# The problem:
In the copy, keep every record exact and leave out all images.

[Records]
'''

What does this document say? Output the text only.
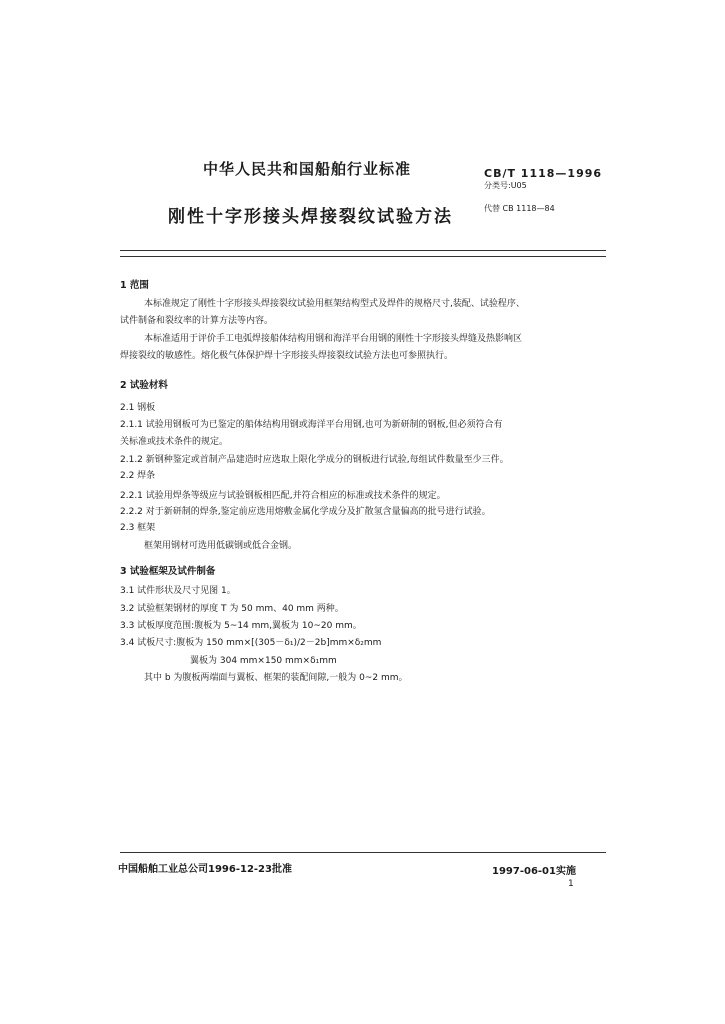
中华人民共和国船舶行业标准	CB/T 1118—1996
分类号:U05
刚性十字形接头焊接裂纹试验方法	代替 CB 1118—84
1 范围
本标准规定了刚性十字形接头焊接裂纹试验用框架结构型式及焊件的规格尺寸,装配、试验程序、
试件制备和裂纹率的计算方法等内容。
本标准适用于评价手工电弧焊接船体结构用钢和海洋平台用钢的刚性十字形接头焊缝及热影响区
焊接裂纹的敏感性。熔化极气体保护焊十字形接头焊接裂纹试验方法也可参照执行。
2 试验材料
2.1 钢板
2.1.1 试验用钢板可为已鉴定的船体结构用钢或海洋平台用钢,也可为新研制的钢板,但必须符合有
关标准或技术条件的规定。
2.1.2 新钢种鉴定或首制产品建造时应选取上限化学成分的钢板进行试验,每组试件数量至少三件。
2.2 焊条
2.2.1 试验用焊条等级应与试验钢板相匹配,并符合相应的标准或技术条件的规定。
2.2.2 对于新研制的焊条,鉴定前应选用熔敷金属化学成分及扩散氢含量偏高的批号进行试验。
2.3 框架
框架用钢材可选用低碳钢或低合金钢。
3 试验框架及试件制备
3.1 试件形状及尺寸见图 1。
3.2 试验框架钢材的厚度 T 为 50 mm、40 mm 两种。
3.3 试板厚度范围:腹板为 5~14 mm,翼板为 10~20 mm。
3.4 试板尺寸:腹板为 150 mm×[(305－δ₁)/2－2b]mm×δ₂mm
翼板为 304 mm×150 mm×δ₁mm
其中 b 为腹板两端面与翼板、框架的装配间隙,一般为 0~2 mm。
中国船舶工业总公司1996-12-23批准	1997-06-01实施
1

'''

# Reply to the exercise:
What does this document say? Output the text only.
中华人民共和国船舶行业标准	CB/T 1118—1996
分类号:U05
刚性十字形接头焊接裂纹试验方法	代替 CB 1118—84
1 范围
本标准规定了刚性十字形接头焊接裂纹试验用框架结构型式及焊件的规格尺寸,装配、试验程序、
试件制备和裂纹率的计算方法等内容。
本标准适用于评价手工电弧焊接船体结构用钢和海洋平台用钢的刚性十字形接头焊缝及热影响区
焊接裂纹的敏感性。熔化极气体保护焊十字形接头焊接裂纹试验方法也可参照执行。
2 试验材料
2.1 钢板
2.1.1 试验用钢板可为已鉴定的船体结构用钢或海洋平台用钢,也可为新研制的钢板,但必须符合有
关标准或技术条件的规定。
2.1.2 新钢种鉴定或首制产品建造时应选取上限化学成分的钢板进行试验,每组试件数量至少三件。
2.2 焊条
2.2.1 试验用焊条等级应与试验钢板相匹配,并符合相应的标准或技术条件的规定。
2.2.2 对于新研制的焊条,鉴定前应选用熔敷金属化学成分及扩散氢含量偏高的批号进行试验。
2.3 框架
框架用钢材可选用低碳钢或低合金钢。
3 试验框架及试件制备
3.1 试件形状及尺寸见图 1。
3.2 试验框架钢材的厚度 T 为 50 mm、40 mm 两种。
3.3 试板厚度范围:腹板为 5~14 mm,翼板为 10~20 mm。
3.4 试板尺寸:腹板为 150 mm×[(305－δ₁)/2－2b]mm×δ₂mm
翼板为 304 mm×150 mm×δ₁mm
其中 b 为腹板两端面与翼板、框架的装配间隙,一般为 0~2 mm。
中国船舶工业总公司1996-12-23批准	1997-06-01实施
1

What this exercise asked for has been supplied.